═══ Supplied data
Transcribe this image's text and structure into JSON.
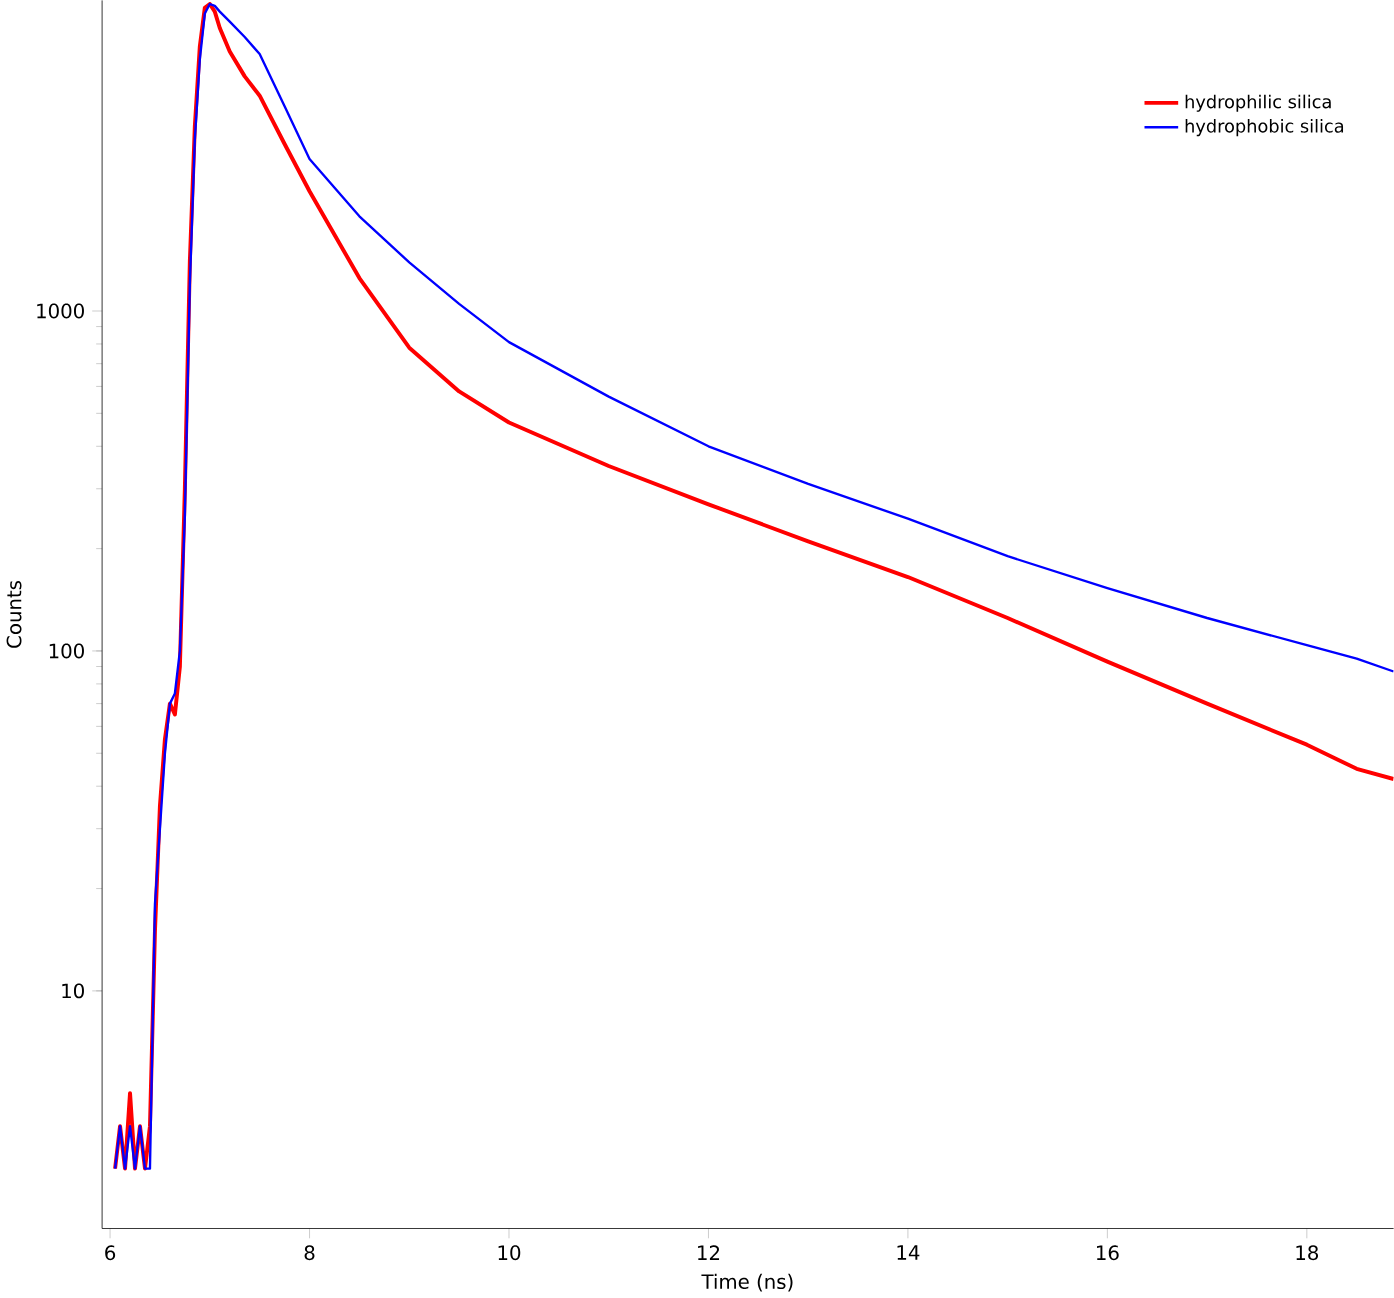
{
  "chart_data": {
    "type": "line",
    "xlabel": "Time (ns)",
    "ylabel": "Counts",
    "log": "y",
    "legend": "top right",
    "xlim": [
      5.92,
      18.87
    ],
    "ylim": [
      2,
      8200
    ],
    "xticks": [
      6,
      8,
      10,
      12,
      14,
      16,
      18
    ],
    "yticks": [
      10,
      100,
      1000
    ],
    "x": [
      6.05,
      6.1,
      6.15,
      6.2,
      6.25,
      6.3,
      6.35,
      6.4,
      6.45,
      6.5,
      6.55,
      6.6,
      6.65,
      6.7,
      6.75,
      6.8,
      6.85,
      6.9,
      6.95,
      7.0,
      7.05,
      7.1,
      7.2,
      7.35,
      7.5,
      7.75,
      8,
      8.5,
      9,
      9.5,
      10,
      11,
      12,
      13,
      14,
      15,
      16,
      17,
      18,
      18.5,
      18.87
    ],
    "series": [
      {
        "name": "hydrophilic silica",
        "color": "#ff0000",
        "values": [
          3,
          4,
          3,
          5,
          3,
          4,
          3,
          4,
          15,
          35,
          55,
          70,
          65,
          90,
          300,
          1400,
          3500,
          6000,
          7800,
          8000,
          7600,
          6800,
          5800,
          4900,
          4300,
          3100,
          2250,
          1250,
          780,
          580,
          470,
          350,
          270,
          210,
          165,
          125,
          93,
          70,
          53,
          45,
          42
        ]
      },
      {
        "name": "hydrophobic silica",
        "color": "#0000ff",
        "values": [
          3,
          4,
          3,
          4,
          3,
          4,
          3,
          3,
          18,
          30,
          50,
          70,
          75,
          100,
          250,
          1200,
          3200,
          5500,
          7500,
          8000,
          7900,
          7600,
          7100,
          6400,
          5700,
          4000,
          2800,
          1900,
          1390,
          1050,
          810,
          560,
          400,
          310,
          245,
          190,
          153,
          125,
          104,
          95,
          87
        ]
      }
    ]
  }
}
══════
__Written exercise__: Isolate the lines that hold the word "name" and copy all of them.

__Completed task__:
        "name": "hydrophilic silica",
        "name": "hydrophobic silica",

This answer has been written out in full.